» Directions for this task
Keep only the lines where "Engineer" appears.

» Data items
>> start
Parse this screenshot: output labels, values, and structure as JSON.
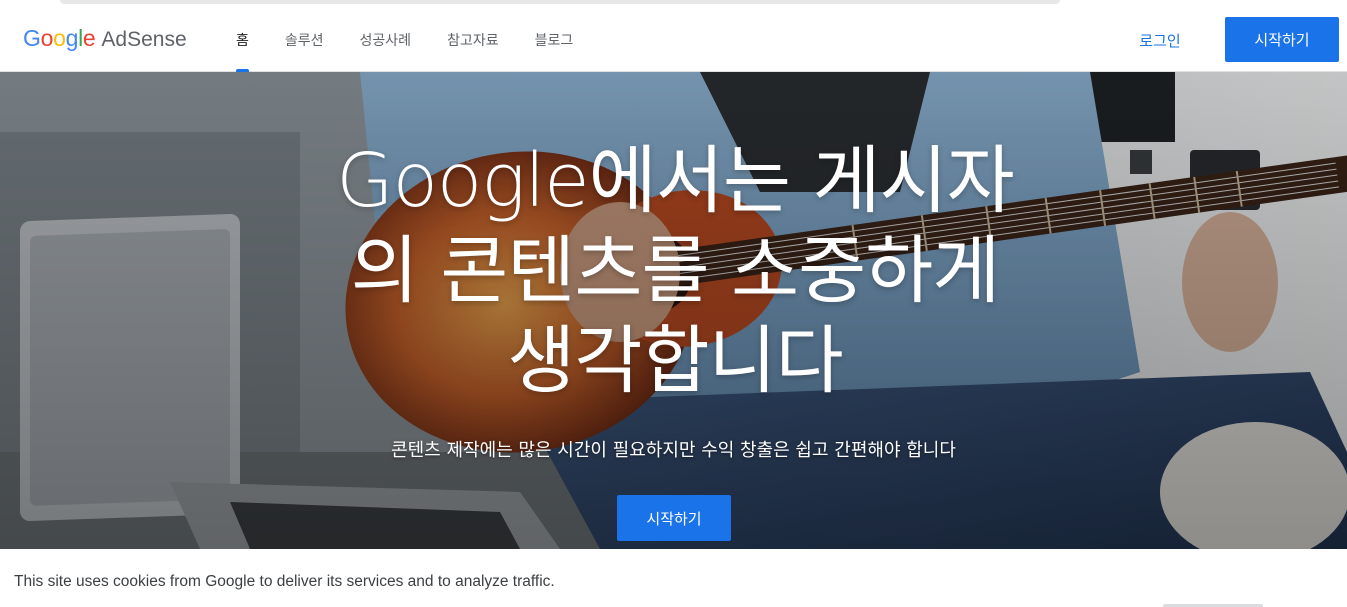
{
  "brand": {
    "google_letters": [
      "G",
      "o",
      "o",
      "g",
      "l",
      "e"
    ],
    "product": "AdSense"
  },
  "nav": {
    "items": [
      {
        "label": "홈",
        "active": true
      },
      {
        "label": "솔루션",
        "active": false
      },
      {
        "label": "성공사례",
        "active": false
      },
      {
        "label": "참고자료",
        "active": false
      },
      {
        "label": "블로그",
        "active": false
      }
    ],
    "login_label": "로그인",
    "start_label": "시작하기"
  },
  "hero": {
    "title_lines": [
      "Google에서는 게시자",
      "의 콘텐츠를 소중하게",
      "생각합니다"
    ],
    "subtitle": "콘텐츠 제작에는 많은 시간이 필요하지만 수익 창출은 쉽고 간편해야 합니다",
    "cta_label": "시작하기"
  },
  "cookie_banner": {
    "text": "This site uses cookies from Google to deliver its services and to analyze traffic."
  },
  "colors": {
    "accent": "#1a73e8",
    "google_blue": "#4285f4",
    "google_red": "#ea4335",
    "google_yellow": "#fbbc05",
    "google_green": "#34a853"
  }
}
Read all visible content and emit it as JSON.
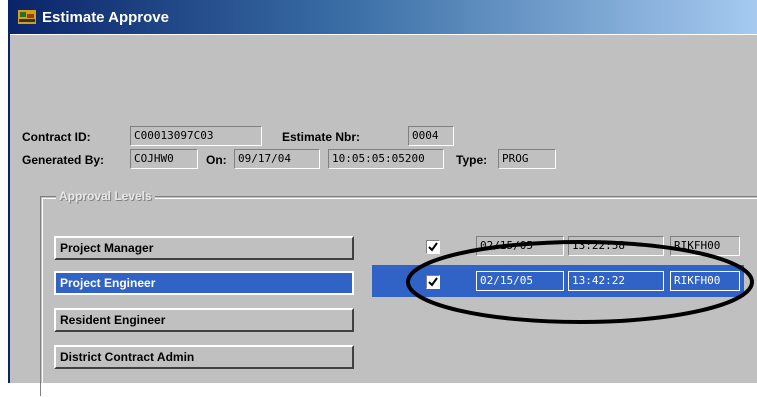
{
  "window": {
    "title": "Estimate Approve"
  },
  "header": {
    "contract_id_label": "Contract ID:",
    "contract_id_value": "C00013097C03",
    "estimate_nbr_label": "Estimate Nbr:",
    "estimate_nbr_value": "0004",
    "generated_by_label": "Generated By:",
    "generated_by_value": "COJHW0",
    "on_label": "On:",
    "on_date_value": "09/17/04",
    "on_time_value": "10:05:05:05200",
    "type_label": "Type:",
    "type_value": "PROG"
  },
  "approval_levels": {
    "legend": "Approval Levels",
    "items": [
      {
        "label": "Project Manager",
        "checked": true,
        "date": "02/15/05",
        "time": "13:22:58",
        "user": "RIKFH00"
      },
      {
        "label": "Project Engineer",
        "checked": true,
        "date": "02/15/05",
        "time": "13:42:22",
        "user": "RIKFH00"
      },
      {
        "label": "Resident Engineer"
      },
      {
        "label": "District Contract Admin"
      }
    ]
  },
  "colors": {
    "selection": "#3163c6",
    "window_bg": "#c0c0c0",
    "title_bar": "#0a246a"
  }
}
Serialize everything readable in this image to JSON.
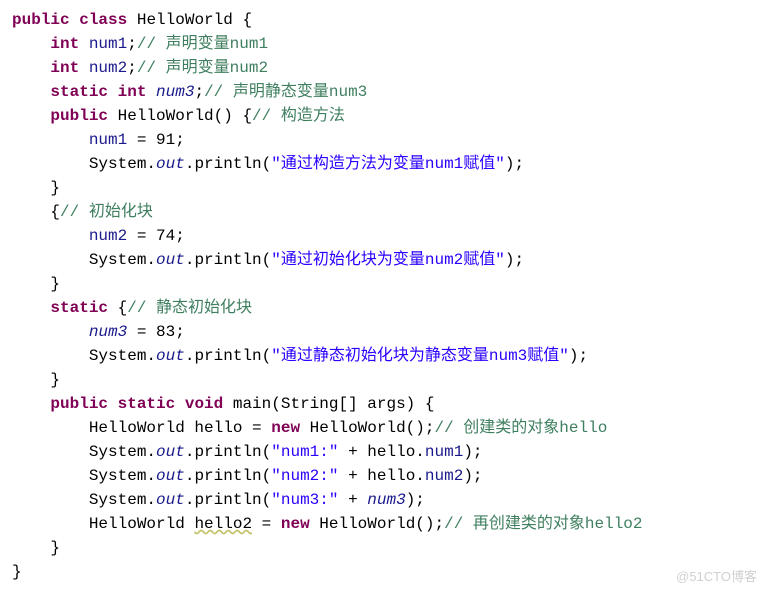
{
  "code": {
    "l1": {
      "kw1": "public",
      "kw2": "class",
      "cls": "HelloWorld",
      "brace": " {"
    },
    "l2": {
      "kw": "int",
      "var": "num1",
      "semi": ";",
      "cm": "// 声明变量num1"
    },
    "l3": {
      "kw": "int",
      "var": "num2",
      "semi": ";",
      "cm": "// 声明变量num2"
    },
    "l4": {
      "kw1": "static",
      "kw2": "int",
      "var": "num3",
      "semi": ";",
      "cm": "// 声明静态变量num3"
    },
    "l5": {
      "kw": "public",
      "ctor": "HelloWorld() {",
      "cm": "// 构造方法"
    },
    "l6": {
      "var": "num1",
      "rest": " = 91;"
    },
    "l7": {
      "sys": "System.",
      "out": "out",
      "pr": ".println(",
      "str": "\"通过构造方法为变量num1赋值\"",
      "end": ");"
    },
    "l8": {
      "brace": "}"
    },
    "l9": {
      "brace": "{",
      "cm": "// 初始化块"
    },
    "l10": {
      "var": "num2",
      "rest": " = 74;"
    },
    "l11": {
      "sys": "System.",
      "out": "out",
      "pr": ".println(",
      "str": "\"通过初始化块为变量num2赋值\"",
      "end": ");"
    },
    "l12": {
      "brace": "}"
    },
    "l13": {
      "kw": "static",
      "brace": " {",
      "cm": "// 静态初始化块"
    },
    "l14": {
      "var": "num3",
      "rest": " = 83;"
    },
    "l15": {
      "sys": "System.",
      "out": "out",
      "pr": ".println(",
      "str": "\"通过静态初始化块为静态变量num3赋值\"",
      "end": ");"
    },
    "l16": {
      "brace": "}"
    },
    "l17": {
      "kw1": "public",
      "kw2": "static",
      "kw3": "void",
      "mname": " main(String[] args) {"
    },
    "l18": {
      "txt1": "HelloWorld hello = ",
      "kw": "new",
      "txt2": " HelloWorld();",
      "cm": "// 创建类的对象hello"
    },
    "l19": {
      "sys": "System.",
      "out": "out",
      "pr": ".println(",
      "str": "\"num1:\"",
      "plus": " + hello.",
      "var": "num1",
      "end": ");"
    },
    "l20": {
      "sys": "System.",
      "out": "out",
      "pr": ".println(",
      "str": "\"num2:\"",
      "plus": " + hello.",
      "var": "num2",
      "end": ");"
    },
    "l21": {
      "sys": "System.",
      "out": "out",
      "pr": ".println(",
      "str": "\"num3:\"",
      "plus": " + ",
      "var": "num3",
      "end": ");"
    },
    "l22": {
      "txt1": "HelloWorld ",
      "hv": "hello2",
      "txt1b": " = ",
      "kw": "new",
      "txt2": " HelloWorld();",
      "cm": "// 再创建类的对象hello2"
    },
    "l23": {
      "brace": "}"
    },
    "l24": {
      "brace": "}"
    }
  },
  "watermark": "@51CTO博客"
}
>> end
» Solution
        "label": "Project Engineer",
        "label": "Resident Engineer"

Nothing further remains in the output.